• _EXERCISE GOAL_
Examine the material below. Gather every line in which the string "Habitant" appears.

[Extracted data entries]
** start **

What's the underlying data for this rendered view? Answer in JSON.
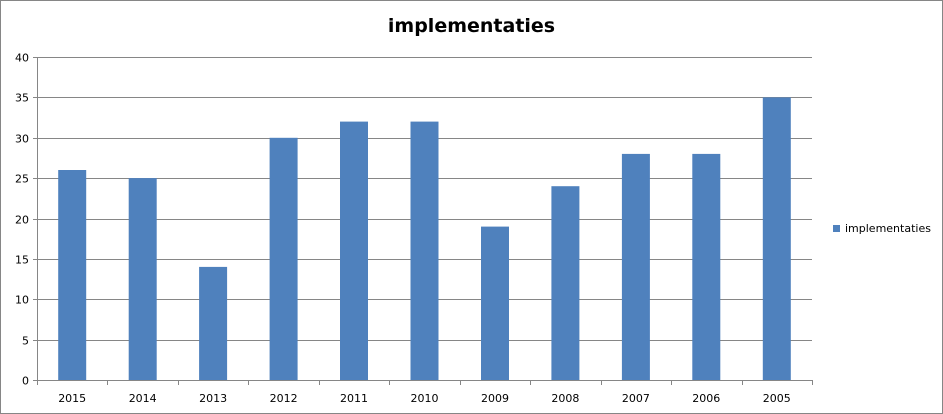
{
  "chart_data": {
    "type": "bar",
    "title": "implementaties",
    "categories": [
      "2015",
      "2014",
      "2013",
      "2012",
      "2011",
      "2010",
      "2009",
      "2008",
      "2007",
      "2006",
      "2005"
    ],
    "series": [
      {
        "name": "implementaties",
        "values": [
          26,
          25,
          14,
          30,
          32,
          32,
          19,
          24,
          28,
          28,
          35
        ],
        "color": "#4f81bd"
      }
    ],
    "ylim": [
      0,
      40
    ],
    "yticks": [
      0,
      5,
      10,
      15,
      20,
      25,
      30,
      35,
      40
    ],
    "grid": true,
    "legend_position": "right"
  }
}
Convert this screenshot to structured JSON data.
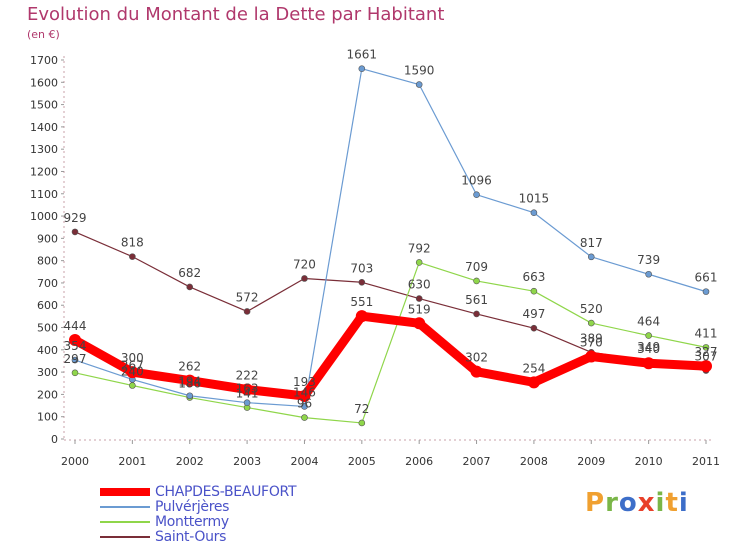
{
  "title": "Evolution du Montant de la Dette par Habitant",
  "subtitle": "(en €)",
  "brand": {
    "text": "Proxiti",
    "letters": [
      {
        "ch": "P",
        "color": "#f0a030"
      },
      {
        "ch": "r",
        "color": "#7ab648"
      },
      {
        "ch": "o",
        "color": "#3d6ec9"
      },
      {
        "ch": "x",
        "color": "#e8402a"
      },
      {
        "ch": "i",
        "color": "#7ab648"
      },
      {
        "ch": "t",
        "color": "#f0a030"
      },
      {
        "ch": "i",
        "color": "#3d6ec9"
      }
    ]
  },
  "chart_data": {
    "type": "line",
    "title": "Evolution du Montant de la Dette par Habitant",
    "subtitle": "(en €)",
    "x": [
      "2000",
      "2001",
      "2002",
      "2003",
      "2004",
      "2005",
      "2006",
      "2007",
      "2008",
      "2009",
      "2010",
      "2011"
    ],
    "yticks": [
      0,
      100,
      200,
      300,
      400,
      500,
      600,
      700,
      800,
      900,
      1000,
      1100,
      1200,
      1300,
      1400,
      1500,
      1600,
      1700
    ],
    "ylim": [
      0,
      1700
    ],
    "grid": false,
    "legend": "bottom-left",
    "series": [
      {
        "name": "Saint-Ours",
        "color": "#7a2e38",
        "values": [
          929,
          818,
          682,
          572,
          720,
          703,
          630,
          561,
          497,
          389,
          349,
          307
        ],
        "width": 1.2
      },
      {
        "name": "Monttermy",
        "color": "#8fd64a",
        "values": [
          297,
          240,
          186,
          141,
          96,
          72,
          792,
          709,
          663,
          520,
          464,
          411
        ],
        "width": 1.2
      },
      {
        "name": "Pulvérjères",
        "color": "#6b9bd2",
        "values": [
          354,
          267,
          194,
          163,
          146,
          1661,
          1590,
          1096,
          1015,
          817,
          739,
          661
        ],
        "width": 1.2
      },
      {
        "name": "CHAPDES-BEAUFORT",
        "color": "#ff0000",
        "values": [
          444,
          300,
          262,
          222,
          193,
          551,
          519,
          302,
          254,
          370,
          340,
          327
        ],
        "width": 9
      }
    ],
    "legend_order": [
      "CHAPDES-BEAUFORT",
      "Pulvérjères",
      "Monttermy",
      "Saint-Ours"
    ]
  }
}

** end **

• _EXERCISE OUTPUT_
  "title": "Evolution du Montant de la Dette par Habitant",
    "title": "Evolution du Montant de la Dette par Habitant",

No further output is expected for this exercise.